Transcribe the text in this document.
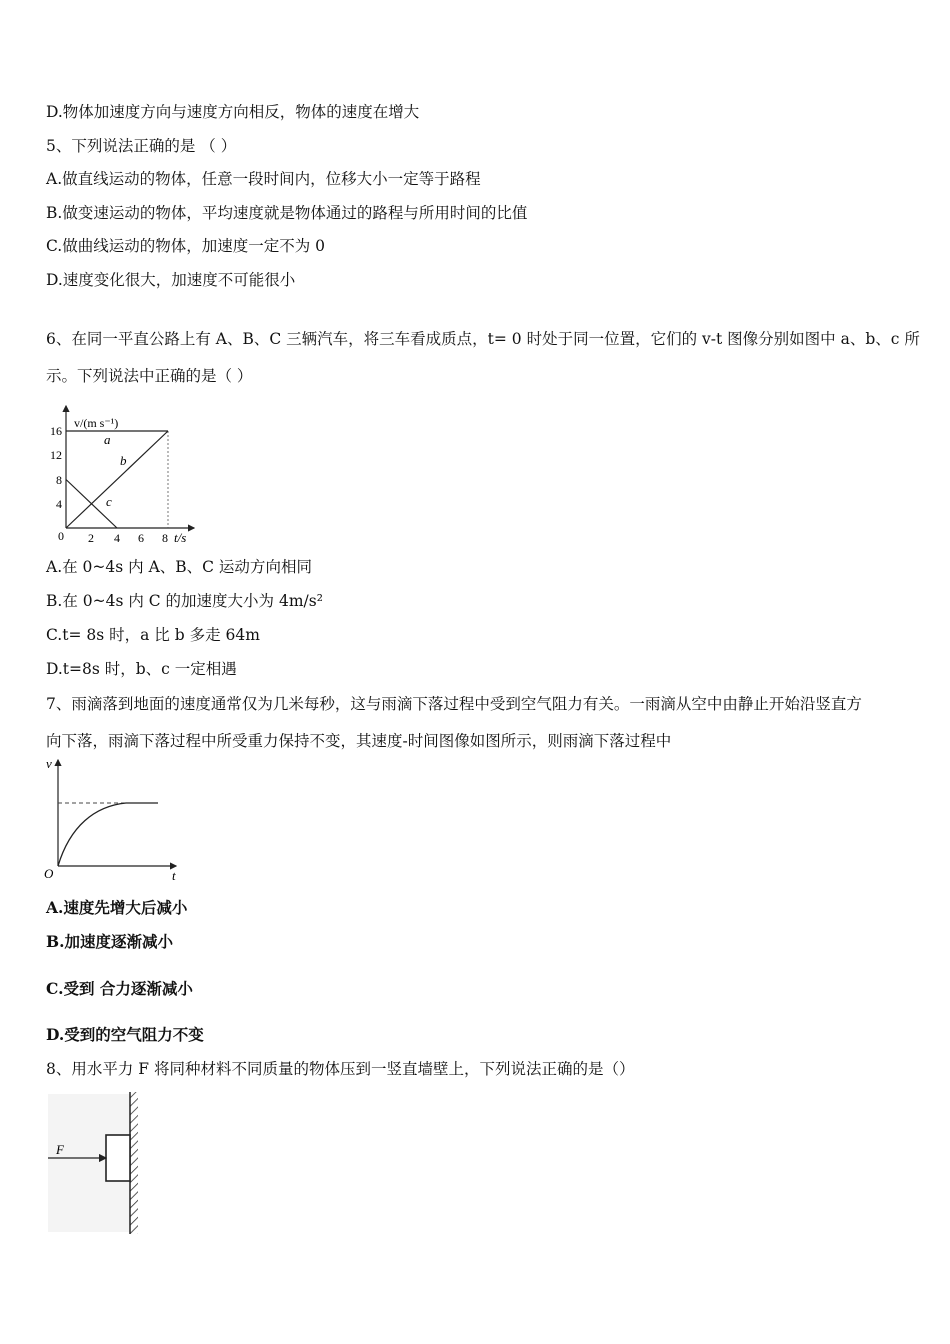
D.物体加速度方向与速度方向相反，物体的速度在增大
5、下列说法正确的是 （ ）
A.做直线运动的物体，任意一段时间内，位移大小一定等于路程
B.做变速运动的物体，平均速度就是物体通过的路程与所用时间的比值
C.做曲线运动的物体，加速度一定不为 0
D.速度变化很大，加速度不可能很小
6、在同一平直公路上有 A、B、C 三辆汽车，将三车看成质点，t= 0 时处于同一位置，它们的 v-t 图像分别如图中 a、b、c 所
示。下列说法中正确的是（ ）
v/(m s⁻¹)
t/s
0
16
12
8
4
2 4 6 8
a
b
c
A.在 0~4s 内 A、B、C 运动方向相同
B.在 0~4s 内 C 的加速度大小为 4m/s²
C.t= 8s 时，a 比 b 多走 64m
D.t=8s 时，b、c 一定相遇
7、雨滴落到地面的速度通常仅为几米每秒，这与雨滴下落过程中受到空气阻力有关。一雨滴从空中由静止开始沿竖直方
向下落，雨滴下落过程中所受重力保持不变，其速度-时间图像如图所示，则雨滴下落过程中
v
t
O
A.速度先增大后减小
B.加速度逐渐减小
C.受到 合力逐渐减小
D.受到的空气阻力不变
8、用水平力 F 将同种材料不同质量的物体压到一竖直墙壁上，下列说法正确的是（）
F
▬▬▬▬▬▬
» TO BE DONE: Gather up the lines containing the word "下列说法正确的是" from these records and copy them.

» REPLY TO THE EXERCISE:
5、下列说法正确的是 （ ）
8、用水平力 F 将同种材料不同质量的物体压到一竖直墙壁上，下列说法正确的是（）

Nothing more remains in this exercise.